**Problem statement:** Copy every line of the data exactly, leaving nothing out.

* * * *

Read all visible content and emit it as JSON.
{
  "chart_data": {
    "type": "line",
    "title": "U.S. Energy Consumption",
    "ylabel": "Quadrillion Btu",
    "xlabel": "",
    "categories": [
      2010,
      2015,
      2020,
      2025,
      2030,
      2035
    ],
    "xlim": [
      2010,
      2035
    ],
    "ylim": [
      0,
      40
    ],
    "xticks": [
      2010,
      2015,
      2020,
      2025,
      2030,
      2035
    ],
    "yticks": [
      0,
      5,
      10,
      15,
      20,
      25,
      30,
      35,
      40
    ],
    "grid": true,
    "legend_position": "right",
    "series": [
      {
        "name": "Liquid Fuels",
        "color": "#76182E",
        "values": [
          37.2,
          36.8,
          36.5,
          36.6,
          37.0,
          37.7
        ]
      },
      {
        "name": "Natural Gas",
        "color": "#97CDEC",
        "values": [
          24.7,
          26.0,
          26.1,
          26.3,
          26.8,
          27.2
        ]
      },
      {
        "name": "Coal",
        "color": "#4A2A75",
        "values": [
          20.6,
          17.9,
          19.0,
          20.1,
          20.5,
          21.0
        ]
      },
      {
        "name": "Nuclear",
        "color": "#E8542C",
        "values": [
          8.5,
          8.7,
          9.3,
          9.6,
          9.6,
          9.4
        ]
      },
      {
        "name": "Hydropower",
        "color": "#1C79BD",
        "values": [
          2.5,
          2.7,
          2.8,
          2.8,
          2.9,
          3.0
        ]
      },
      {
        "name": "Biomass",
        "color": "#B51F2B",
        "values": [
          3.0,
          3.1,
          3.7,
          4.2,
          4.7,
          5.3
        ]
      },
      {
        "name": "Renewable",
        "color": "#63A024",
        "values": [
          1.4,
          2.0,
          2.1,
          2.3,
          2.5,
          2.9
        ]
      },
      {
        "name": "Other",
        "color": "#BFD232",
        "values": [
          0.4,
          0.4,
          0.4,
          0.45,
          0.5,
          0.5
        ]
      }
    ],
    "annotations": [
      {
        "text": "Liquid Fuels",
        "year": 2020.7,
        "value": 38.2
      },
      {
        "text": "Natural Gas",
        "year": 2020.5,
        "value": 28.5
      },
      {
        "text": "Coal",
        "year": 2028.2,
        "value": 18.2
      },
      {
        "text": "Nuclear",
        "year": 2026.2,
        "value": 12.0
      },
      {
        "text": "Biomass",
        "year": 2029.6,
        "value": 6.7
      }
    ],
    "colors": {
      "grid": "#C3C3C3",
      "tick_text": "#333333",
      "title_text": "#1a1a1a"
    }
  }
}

* * * *

**Correct output:**
Read all visible content and emit it as JSON.
{
  "chart_data": {
    "type": "line",
    "title": "U.S. Energy Consumption",
    "ylabel": "Quadrillion Btu",
    "xlabel": "",
    "categories": [
      2010,
      2015,
      2020,
      2025,
      2030,
      2035
    ],
    "xlim": [
      2010,
      2035
    ],
    "ylim": [
      0,
      40
    ],
    "xticks": [
      2010,
      2015,
      2020,
      2025,
      2030,
      2035
    ],
    "yticks": [
      0,
      5,
      10,
      15,
      20,
      25,
      30,
      35,
      40
    ],
    "grid": true,
    "legend_position": "right",
    "series": [
      {
        "name": "Liquid Fuels",
        "color": "#76182E",
        "values": [
          37.2,
          36.8,
          36.5,
          36.6,
          37.0,
          37.7
        ]
      },
      {
        "name": "Natural Gas",
        "color": "#97CDEC",
        "values": [
          24.7,
          26.0,
          26.1,
          26.3,
          26.8,
          27.2
        ]
      },
      {
        "name": "Coal",
        "color": "#4A2A75",
        "values": [
          20.6,
          17.9,
          19.0,
          20.1,
          20.5,
          21.0
        ]
      },
      {
        "name": "Nuclear",
        "color": "#E8542C",
        "values": [
          8.5,
          8.7,
          9.3,
          9.6,
          9.6,
          9.4
        ]
      },
      {
        "name": "Hydropower",
        "color": "#1C79BD",
        "values": [
          2.5,
          2.7,
          2.8,
          2.8,
          2.9,
          3.0
        ]
      },
      {
        "name": "Biomass",
        "color": "#B51F2B",
        "values": [
          3.0,
          3.1,
          3.7,
          4.2,
          4.7,
          5.3
        ]
      },
      {
        "name": "Renewable",
        "color": "#63A024",
        "values": [
          1.4,
          2.0,
          2.1,
          2.3,
          2.5,
          2.9
        ]
      },
      {
        "name": "Other",
        "color": "#BFD232",
        "values": [
          0.4,
          0.4,
          0.4,
          0.45,
          0.5,
          0.5
        ]
      }
    ],
    "annotations": [
      {
        "text": "Liquid Fuels",
        "year": 2020.7,
        "value": 38.2
      },
      {
        "text": "Natural Gas",
        "year": 2020.5,
        "value": 28.5
      },
      {
        "text": "Coal",
        "year": 2028.2,
        "value": 18.2
      },
      {
        "text": "Nuclear",
        "year": 2026.2,
        "value": 12.0
      },
      {
        "text": "Biomass",
        "year": 2029.6,
        "value": 6.7
      }
    ],
    "colors": {
      "grid": "#C3C3C3",
      "tick_text": "#333333",
      "title_text": "#1a1a1a"
    }
  }
}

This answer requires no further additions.